What is needed:
Pick out all lines of the entries that include the word "GameScene" and copy them.
>> Start Entries
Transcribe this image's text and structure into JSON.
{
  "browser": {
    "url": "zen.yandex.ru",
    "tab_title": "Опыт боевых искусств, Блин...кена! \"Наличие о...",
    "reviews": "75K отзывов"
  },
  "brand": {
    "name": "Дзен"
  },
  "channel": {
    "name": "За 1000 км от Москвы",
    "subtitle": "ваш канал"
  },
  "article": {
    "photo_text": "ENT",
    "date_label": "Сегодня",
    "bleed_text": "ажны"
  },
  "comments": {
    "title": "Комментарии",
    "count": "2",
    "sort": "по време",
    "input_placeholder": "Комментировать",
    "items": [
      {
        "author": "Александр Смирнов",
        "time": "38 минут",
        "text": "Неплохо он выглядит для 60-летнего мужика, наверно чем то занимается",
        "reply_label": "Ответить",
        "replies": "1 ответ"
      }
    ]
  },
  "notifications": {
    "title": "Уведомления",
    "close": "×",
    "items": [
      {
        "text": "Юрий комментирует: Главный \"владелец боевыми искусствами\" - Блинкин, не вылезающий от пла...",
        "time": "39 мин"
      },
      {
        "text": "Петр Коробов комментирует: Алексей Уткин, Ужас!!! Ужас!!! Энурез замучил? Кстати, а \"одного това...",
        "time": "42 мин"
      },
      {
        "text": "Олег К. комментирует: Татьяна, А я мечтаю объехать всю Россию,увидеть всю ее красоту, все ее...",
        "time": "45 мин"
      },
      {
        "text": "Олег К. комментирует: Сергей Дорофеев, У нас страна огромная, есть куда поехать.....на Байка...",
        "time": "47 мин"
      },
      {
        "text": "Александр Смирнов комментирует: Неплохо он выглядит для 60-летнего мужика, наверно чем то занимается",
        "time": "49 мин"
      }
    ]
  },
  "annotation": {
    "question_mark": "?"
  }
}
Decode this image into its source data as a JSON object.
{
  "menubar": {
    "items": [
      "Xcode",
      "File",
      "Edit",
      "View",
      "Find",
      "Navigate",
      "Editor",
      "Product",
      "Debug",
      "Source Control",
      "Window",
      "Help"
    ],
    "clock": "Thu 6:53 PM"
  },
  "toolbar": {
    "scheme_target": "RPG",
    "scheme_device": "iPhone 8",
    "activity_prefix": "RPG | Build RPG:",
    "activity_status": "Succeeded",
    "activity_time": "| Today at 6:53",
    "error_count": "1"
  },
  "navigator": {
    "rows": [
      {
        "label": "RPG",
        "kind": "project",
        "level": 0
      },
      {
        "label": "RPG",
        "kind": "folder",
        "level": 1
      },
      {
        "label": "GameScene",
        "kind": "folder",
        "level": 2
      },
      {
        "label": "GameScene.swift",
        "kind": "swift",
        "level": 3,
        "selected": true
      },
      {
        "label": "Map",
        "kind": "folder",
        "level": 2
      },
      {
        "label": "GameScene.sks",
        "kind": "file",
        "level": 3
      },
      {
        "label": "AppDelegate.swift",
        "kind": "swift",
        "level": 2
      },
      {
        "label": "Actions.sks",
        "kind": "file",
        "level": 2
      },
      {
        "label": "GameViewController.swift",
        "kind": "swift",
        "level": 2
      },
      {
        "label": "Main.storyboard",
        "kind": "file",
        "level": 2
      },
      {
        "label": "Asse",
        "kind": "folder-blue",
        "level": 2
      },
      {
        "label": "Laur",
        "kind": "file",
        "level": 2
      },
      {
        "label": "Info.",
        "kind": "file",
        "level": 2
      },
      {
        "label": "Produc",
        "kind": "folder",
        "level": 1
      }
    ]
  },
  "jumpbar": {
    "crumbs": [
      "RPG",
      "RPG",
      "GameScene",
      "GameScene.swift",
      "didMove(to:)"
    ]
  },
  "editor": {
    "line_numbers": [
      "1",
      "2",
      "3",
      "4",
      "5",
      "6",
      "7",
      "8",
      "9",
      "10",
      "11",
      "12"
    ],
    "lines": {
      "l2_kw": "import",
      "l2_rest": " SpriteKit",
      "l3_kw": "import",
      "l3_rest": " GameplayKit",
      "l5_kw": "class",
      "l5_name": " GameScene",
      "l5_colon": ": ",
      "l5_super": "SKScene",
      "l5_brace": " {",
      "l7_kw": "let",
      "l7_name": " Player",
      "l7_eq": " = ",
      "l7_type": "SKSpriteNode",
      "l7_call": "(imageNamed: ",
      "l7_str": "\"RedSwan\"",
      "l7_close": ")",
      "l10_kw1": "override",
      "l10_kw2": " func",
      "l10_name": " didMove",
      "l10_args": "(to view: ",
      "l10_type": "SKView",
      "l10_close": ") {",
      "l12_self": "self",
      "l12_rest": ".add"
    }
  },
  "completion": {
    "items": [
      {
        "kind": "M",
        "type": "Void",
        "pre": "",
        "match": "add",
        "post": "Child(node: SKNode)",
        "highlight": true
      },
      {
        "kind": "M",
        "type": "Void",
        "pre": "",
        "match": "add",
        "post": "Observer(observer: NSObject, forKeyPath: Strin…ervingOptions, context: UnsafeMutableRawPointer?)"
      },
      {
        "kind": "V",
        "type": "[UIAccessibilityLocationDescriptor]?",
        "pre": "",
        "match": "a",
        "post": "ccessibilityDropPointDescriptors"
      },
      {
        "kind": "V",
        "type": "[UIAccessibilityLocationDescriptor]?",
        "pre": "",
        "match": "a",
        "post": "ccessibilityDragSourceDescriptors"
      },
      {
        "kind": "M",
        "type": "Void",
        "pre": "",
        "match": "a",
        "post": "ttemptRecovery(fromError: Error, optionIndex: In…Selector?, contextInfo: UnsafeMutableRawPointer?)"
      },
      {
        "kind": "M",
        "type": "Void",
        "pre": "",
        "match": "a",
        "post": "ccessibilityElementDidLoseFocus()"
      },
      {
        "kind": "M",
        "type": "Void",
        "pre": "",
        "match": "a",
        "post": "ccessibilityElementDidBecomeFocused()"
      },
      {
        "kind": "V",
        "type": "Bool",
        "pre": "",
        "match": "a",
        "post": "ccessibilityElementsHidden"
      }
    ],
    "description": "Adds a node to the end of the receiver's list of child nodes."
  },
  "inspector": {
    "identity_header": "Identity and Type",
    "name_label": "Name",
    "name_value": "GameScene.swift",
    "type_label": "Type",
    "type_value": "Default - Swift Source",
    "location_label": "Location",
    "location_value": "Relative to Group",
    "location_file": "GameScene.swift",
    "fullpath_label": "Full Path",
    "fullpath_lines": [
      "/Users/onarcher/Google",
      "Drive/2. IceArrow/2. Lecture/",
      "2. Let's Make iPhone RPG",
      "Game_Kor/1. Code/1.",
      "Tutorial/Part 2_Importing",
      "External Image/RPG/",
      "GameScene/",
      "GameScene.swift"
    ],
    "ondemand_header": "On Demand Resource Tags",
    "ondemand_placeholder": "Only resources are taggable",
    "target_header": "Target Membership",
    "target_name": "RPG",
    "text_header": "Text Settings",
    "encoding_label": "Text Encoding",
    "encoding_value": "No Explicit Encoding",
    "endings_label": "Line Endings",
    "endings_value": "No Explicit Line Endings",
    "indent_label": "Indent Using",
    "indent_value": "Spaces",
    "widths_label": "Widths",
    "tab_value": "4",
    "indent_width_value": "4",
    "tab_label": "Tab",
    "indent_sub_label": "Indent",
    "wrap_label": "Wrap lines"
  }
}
>> End Entries
The solution:
        "label": "GameScene",
        "label": "GameScene.swift",
        "label": "GameScene.sks",
      "GameScene",
      "GameScene.swift",
      "l5_name": " GameScene",
    "name_value": "GameScene.swift",
    "location_file": "GameScene.swift",
      "GameScene/",
      "GameScene.swift"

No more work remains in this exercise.